*Exercise requirements*
Every line of the data that contains the string "resources" must be copied.

### Provided records

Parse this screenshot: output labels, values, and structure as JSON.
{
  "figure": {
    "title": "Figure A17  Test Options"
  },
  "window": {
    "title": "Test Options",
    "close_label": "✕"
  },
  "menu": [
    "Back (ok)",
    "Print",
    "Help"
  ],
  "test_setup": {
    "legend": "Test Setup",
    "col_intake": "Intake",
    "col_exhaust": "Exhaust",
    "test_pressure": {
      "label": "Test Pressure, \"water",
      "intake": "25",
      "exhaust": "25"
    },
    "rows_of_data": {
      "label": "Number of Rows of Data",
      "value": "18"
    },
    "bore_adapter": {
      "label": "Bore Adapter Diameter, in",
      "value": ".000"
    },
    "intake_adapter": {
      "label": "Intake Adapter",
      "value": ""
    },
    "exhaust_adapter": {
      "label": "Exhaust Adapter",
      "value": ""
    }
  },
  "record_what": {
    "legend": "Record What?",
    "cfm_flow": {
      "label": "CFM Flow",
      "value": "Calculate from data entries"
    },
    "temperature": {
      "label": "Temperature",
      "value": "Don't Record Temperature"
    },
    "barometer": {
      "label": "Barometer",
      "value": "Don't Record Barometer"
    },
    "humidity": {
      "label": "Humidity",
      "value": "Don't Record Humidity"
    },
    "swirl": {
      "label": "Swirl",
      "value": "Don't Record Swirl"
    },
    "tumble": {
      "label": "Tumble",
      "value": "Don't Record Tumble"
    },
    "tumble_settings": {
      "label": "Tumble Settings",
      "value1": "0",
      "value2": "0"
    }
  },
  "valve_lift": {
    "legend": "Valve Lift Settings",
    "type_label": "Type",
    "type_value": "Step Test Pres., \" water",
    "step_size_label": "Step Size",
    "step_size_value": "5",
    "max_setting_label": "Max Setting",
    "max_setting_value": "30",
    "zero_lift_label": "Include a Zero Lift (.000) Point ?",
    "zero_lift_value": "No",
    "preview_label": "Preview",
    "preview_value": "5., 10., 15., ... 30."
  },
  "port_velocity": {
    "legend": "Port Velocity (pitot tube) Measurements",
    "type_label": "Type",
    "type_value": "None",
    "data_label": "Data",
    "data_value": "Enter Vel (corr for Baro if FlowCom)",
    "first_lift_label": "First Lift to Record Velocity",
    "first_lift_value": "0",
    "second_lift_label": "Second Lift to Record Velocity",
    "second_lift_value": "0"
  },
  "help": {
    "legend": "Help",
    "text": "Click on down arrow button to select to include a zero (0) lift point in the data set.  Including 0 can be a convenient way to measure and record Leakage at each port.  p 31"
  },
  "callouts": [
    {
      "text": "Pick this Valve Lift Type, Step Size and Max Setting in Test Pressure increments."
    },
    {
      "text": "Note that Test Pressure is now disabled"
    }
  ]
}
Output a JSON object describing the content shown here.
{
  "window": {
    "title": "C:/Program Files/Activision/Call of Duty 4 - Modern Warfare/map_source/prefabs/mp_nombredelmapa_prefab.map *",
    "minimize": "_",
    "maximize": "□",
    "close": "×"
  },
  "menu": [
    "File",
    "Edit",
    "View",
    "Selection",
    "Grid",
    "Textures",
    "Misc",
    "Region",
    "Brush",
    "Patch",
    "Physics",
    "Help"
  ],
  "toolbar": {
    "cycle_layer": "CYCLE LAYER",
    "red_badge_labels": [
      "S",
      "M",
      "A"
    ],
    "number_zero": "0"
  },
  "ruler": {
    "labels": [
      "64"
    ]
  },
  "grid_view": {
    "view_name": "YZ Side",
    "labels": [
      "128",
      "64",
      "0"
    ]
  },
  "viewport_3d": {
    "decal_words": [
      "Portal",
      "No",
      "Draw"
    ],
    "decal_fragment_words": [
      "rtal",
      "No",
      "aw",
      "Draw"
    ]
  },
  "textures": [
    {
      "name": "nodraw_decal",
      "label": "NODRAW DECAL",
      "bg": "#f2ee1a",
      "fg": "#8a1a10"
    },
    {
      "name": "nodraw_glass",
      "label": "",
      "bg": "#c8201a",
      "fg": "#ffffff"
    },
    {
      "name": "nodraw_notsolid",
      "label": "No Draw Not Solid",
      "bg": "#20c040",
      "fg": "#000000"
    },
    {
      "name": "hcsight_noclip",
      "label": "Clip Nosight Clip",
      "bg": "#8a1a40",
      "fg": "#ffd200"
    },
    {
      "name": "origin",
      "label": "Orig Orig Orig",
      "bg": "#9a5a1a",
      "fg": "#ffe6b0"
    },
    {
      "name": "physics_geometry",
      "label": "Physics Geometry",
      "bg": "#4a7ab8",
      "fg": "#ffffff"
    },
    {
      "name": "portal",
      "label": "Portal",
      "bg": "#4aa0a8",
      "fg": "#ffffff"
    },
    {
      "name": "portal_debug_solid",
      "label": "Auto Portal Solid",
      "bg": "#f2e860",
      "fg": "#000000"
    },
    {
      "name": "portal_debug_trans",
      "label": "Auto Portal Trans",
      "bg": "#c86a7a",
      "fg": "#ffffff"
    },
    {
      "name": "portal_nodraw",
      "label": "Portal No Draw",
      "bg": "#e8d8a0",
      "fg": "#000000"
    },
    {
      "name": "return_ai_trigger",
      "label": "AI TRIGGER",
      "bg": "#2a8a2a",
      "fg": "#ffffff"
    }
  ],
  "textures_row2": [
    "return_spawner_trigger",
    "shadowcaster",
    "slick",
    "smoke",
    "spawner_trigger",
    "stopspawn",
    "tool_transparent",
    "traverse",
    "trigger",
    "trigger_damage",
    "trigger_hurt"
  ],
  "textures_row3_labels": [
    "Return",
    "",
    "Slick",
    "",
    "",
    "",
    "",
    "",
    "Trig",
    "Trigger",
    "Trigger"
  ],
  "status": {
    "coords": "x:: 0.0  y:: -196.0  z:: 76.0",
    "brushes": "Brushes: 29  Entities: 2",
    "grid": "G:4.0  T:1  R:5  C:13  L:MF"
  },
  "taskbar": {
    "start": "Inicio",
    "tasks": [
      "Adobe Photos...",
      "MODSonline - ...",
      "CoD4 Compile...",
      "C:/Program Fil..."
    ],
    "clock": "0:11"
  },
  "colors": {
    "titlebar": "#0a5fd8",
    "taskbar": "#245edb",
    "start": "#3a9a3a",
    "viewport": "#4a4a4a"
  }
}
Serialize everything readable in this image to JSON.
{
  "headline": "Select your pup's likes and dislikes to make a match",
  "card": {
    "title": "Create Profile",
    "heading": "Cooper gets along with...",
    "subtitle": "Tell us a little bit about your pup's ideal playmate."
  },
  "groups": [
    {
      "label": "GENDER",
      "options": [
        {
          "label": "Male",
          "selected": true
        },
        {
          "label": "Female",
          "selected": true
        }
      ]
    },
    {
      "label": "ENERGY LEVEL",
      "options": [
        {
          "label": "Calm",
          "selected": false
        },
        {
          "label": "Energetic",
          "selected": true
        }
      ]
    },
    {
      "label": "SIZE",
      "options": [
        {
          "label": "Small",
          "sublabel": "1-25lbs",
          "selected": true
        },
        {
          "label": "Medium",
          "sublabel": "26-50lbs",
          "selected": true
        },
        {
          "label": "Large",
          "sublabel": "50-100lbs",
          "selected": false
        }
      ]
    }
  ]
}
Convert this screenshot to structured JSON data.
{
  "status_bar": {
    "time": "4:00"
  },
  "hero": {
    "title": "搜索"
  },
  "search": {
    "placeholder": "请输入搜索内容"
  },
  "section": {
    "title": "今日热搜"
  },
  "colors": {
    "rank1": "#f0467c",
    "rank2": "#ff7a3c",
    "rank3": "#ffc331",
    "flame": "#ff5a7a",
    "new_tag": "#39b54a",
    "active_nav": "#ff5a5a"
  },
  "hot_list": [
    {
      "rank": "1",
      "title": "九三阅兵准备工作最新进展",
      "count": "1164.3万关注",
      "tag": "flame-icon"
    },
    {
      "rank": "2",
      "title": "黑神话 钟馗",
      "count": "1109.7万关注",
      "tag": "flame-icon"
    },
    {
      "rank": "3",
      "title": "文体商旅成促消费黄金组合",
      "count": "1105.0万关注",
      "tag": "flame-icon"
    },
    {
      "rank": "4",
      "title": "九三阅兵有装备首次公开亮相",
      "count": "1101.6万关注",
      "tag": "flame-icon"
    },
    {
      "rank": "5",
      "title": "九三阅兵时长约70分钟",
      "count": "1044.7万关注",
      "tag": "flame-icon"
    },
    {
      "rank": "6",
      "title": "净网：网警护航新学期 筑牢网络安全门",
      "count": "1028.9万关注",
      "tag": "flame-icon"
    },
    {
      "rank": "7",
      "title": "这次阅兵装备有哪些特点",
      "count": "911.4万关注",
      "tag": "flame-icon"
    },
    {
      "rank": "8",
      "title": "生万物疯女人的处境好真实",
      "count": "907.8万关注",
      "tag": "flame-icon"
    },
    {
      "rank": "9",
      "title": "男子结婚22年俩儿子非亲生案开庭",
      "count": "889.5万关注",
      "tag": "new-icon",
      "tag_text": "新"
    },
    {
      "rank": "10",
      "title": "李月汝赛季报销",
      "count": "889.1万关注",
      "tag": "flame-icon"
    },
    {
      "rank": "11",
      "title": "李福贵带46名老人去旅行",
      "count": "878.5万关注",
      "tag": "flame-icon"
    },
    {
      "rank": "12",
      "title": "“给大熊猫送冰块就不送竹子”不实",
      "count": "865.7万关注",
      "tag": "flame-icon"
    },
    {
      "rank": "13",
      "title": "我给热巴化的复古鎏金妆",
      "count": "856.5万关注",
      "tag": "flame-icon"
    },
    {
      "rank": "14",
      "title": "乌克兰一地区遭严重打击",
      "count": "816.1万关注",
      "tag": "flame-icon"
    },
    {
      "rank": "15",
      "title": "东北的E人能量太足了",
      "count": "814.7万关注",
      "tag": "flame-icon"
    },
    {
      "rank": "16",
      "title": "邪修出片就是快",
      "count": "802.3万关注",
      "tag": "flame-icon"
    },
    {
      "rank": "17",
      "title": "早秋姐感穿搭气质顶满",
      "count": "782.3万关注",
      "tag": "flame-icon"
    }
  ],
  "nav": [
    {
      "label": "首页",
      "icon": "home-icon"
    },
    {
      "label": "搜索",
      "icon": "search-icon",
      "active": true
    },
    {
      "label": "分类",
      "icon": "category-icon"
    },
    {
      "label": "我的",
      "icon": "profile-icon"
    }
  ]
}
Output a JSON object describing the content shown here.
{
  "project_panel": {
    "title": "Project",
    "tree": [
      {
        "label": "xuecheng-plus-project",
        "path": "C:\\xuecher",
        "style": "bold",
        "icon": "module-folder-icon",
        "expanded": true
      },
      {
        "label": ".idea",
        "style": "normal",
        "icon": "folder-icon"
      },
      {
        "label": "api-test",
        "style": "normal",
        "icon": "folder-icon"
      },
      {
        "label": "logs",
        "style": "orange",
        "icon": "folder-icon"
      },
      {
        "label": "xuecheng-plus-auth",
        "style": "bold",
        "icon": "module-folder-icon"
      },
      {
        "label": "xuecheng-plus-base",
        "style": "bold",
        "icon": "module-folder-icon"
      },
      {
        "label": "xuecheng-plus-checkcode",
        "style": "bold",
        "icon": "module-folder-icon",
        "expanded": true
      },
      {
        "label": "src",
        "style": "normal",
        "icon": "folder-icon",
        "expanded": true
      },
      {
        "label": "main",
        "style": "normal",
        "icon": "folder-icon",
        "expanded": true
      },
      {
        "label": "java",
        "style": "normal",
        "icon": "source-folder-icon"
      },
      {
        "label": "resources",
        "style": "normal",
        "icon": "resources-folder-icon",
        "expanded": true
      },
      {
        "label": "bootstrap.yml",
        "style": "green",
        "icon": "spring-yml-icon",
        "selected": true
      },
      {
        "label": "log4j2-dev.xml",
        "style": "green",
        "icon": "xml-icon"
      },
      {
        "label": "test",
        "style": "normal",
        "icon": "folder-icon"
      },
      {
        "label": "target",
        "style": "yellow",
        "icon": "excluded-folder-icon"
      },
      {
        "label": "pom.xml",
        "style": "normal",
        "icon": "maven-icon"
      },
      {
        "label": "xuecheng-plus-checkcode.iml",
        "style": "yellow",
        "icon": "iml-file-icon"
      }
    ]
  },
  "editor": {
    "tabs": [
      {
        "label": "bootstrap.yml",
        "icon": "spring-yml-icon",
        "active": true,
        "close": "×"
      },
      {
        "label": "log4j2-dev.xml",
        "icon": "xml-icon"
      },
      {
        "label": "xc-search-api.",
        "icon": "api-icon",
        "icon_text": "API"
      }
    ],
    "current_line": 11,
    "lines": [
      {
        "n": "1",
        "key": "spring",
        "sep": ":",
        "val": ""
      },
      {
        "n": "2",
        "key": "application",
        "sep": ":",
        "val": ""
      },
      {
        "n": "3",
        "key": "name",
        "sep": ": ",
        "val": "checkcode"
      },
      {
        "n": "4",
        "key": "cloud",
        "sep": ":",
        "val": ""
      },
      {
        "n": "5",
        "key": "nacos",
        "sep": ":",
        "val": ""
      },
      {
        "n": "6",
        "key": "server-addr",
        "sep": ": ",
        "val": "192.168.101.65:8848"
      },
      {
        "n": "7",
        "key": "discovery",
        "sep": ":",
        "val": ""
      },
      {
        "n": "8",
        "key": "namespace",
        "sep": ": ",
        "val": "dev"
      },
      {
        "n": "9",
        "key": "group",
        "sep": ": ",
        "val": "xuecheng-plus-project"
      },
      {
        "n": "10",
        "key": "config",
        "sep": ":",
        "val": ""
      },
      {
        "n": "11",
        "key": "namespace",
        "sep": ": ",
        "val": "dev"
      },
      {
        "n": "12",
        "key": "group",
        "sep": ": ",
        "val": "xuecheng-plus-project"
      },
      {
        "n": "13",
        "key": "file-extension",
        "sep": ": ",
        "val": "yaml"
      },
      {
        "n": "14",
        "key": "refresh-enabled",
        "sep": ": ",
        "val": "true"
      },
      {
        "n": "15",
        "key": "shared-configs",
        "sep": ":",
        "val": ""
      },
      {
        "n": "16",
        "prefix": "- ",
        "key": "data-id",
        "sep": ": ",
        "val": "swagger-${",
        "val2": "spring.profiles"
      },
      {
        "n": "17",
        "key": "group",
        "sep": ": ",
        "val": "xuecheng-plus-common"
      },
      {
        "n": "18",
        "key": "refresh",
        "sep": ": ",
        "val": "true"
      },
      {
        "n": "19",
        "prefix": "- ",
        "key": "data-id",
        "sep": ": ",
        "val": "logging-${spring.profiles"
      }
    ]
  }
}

######

*Solution to this task*
        "label": "resources",
        "icon": "resources-folder-icon",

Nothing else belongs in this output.